Brief >> Lines that include the word "name" are the ones to copy.

Data shown >>
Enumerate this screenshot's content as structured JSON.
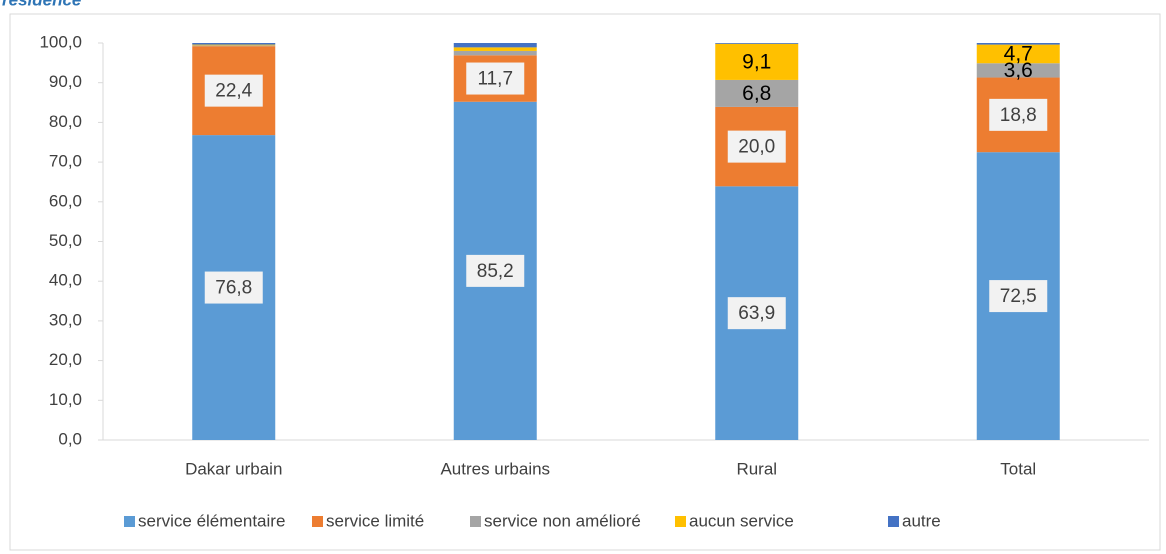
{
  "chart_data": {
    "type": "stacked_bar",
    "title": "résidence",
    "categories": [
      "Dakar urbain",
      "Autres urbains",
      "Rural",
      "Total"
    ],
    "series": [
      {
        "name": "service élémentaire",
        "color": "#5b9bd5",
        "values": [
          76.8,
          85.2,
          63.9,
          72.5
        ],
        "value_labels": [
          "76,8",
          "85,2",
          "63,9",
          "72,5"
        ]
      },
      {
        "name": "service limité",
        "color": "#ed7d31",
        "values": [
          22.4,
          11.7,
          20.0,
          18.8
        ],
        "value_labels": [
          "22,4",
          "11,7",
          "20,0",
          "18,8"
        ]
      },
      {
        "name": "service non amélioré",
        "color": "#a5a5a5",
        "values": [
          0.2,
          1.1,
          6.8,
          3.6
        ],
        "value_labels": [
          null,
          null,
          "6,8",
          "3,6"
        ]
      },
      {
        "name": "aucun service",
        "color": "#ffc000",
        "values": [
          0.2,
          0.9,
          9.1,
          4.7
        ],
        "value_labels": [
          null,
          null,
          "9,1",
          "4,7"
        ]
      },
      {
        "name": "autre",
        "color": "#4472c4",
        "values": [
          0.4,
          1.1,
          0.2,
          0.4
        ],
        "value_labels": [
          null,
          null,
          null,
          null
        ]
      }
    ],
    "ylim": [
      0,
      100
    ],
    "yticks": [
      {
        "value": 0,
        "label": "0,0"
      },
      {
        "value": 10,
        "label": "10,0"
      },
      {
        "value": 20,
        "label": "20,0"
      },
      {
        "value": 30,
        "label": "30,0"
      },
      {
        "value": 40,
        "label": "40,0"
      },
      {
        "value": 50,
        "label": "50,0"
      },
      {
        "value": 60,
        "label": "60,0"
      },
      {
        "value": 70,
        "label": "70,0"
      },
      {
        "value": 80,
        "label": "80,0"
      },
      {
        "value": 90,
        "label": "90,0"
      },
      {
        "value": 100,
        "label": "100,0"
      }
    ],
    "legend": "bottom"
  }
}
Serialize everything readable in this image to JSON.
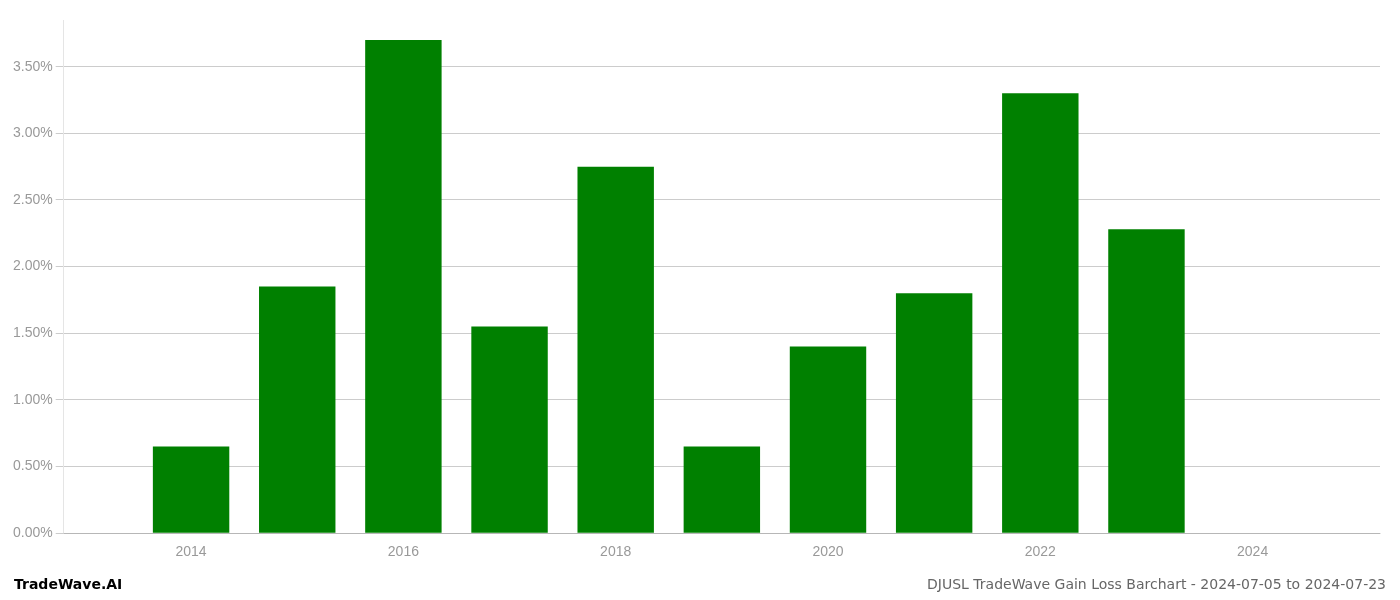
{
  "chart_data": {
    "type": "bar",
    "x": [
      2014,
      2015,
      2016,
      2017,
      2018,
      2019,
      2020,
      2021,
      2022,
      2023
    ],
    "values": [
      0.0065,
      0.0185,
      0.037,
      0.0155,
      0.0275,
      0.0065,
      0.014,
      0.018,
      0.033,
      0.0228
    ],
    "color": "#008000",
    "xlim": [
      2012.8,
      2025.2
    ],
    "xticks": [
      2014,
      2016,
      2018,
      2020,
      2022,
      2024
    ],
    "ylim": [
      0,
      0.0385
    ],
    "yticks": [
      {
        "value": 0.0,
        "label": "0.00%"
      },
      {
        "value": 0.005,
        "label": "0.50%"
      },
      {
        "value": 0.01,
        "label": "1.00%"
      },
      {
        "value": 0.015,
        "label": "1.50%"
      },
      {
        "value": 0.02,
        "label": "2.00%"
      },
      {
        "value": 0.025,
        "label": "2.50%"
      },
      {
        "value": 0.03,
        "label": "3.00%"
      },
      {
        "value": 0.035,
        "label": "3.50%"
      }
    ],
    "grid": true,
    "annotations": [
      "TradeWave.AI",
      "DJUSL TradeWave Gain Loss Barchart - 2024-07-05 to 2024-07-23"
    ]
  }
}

--

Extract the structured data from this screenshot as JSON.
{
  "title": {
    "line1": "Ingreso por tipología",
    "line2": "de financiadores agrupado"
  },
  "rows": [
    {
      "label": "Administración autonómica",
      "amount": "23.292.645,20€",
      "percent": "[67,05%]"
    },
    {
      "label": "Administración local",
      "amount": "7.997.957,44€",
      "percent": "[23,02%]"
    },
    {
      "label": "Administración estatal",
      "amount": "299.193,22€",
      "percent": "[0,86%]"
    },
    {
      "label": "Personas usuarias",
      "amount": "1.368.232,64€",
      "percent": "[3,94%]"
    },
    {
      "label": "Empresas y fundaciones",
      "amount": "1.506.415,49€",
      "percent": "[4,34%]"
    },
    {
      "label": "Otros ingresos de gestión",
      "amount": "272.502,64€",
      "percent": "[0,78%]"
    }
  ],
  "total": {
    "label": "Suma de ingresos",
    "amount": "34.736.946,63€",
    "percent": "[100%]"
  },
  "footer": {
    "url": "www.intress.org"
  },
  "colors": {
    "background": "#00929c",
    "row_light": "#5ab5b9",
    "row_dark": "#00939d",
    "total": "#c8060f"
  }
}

Output below >>
        "name": "service élémentaire",
        "name": "service limité",
        "name": "service non amélioré",
        "name": "aucun service",
        "name": "autre",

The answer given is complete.